— BEGIN Material to process —
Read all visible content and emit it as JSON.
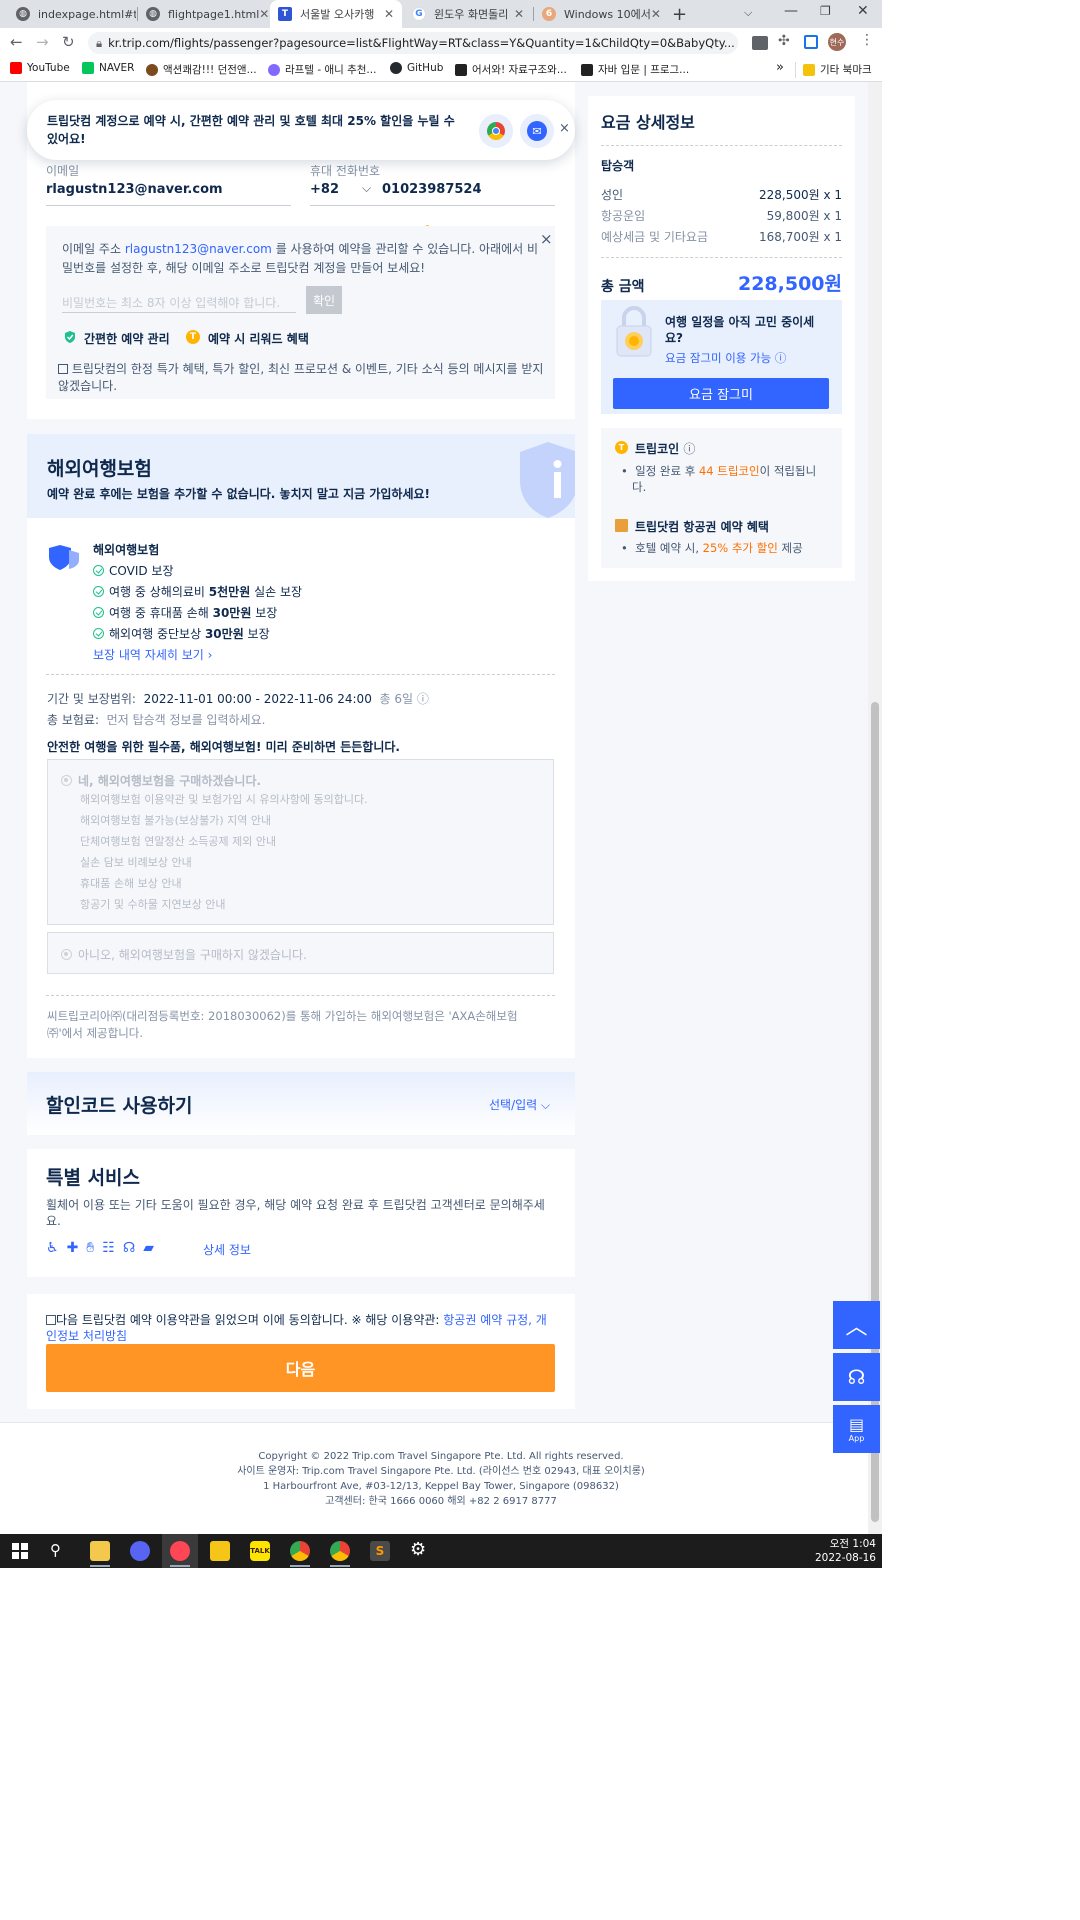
{
  "browser": {
    "tabs": [
      {
        "title": "indexpage.html#t"
      },
      {
        "title": "flightpage1.html"
      },
      {
        "title": "서울발 오사카행"
      },
      {
        "title": "윈도우 화면돌리"
      },
      {
        "title": "Windows 10에서"
      }
    ],
    "url": "kr.trip.com/flights/passenger?pagesource=list&FlightWay=RT&class=Y&Quantity=1&ChildQty=0&BabyQty...",
    "profile": "현수",
    "bookmarks": [
      "YouTube",
      "NAVER",
      "액션쾌감!!! 던전앤...",
      "라프텔 - 애니 추천...",
      "GitHub",
      "어서와! 자료구조와...",
      "자바 입문 | 프로그..."
    ],
    "bookmarks_more": "»",
    "other_bookmarks": "기타 북마크"
  },
  "banner": {
    "text_pre": "트립닷컴 계정으로 예약 시, 간편한 예약 관리 및 호텔 최대 ",
    "text_bold": "25%",
    "text_post": " 할인을 누릴 수",
    "text_line2": "있어요!",
    "close": "×"
  },
  "contact": {
    "email_label": "이메일",
    "email_value": "rlagustn123@naver.com",
    "phone_label": "휴대 전화번호",
    "country_code": "+82",
    "phone_value": "01023987524"
  },
  "account_box": {
    "line1_pre": "이메일 주소 ",
    "line1_email": "rlagustn123@naver.com",
    "line1_post": " 를 사용하여 예약을 관리할 수 있습니다. 아래에서 비",
    "line2": "밀번호를 설정한 후, 해당 이메일 주소로 트립닷컴 계정을 만들어 보세요!",
    "password_placeholder": "비밀번호는 최소 8자 이상 입력해야 합니다.",
    "confirm": "확인",
    "benefit1": "간편한 예약 관리",
    "benefit2": "예약 시 리워드 혜택",
    "marketing_line1": "트립닷컴의 한정 특가 혜택, 특가 할인, 최신 프로모션 & 이벤트, 기타 소식 등의 메시지를 받지",
    "marketing_line2": "않겠습니다."
  },
  "insurance": {
    "title": "해외여행보험",
    "subtitle": "예약 완료 후에는 보험을 추가할 수 없습니다. 놓치지 말고 지금 가입하세요!",
    "product_name": "해외여행보험",
    "features": [
      {
        "pre": "COVID 보장",
        "bold": "",
        "post": ""
      },
      {
        "pre": "여행 중 상해의료비 ",
        "bold": "5천만원",
        "post": " 실손 보장"
      },
      {
        "pre": "여행 중 휴대품 손해 ",
        "bold": "30만원",
        "post": " 보장"
      },
      {
        "pre": "해외여행 중단보상 ",
        "bold": "30만원",
        "post": " 보장"
      }
    ],
    "details_link": "보장 내역 자세히 보기",
    "period_label": "기간 및 보장범위:",
    "period_value": "2022-11-01  00:00  -  2022-11-06  24:00",
    "period_days": "총 6일",
    "premium_label": "총 보험료:",
    "premium_value": "먼저 탑승객 정보를 입력하세요.",
    "promo": "안전한 여행을 위한 필수품, 해외여행보험! 미리 준비하면 든든합니다.",
    "option_yes": "네, 해외여행보험을 구매하겠습니다.",
    "option_yes_items": [
      "해외여행보험 이용약관 및 보험가입 시 유의사항에 동의합니다.",
      "해외여행보험 불가능(보상불가) 지역 안내",
      "단체여행보험 연말정산 소득공제 제외 안내",
      "실손 담보 비례보상 안내",
      "휴대품 손해 보상 안내",
      "항공기 및 수하물 지연보상 안내"
    ],
    "option_no": "아니오, 해외여행보험을 구매하지 않겠습니다.",
    "footnote_line1": "씨트립코리아㈜(대리점등록번호: 2018030062)를 통해 가입하는 해외여행보험은 'AXA손해보험",
    "footnote_line2": "㈜'에서 제공합니다."
  },
  "discount": {
    "title": "할인코드 사용하기",
    "action": "선택/입력"
  },
  "special": {
    "title": "특별 서비스",
    "desc_line1": "휠체어 이용 또는 기타 도움이 필요한 경우, 해당 예약 요청 완료 후 트립닷컴 고객센터로 문의해주세",
    "desc_line2": "요.",
    "details": "상세 정보"
  },
  "terms": {
    "text": "다음 트립닷컴 예약 이용약관을 읽었으며 이에 동의합니다. ※ 해당 이용약관: ",
    "link_line1": "항공권 예약 규정, 개",
    "link_line2": "인정보 처리방침",
    "next_button": "다음"
  },
  "fare": {
    "title": "요금 상세정보",
    "section": "탑승객",
    "rows": [
      {
        "label": "성인",
        "value": "228,500원 x 1"
      },
      {
        "label": "항공운임",
        "value": "59,800원 x 1"
      },
      {
        "label": "예상세금 및 기타요금",
        "value": "168,700원 x 1"
      }
    ],
    "total_label": "총 금액",
    "total_value": "228,500원",
    "lock_title_line1": "여행 일정을 아직 고민 중이세",
    "lock_title_line2": "요?",
    "lock_link": "요금 잠그미 이용 가능",
    "lock_button": "요금 잠그미",
    "coin_title": "트립코인",
    "coin_pre": "일정 완료 후 ",
    "coin_highlight": "44 트립코인",
    "coin_post": "이 적립됩니",
    "coin_line2": "다.",
    "benefit_title": "트립닷컴 항공권 예약 혜택",
    "benefit_pre": "호텔 예약 시, ",
    "benefit_highlight": "25% 추가 할인",
    "benefit_post": " 제공"
  },
  "footer": {
    "lines": [
      "Copyright © 2022 Trip.com Travel Singapore Pte. Ltd. All rights reserved.",
      "사이트 운영자: Trip.com Travel Singapore Pte. Ltd. (라이선스 번호 02943, 대표 오이치롱)",
      "1 Harbourfront Ave, #03-12/13, Keppel Bay Tower, Singapore (098632)",
      "고객센터: 한국 1666 0060 해외 +82 2 6917 8777"
    ]
  },
  "float": {
    "app": "App"
  },
  "taskbar": {
    "time": "오전 1:04",
    "date": "2022-08-16"
  },
  "colors": {
    "brand": "#3264ff",
    "cta": "#ff9524",
    "highlight": "#ff6f00"
  }
}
— END Material to process —
List every line from the entries above in which "동의합니다" appears.

      "해외여행보험 이용약관 및 보험가입 시 유의사항에 동의합니다.",
    "text": "다음 트립닷컴 예약 이용약관을 읽었으며 이에 동의합니다. ※ 해당 이용약관: ",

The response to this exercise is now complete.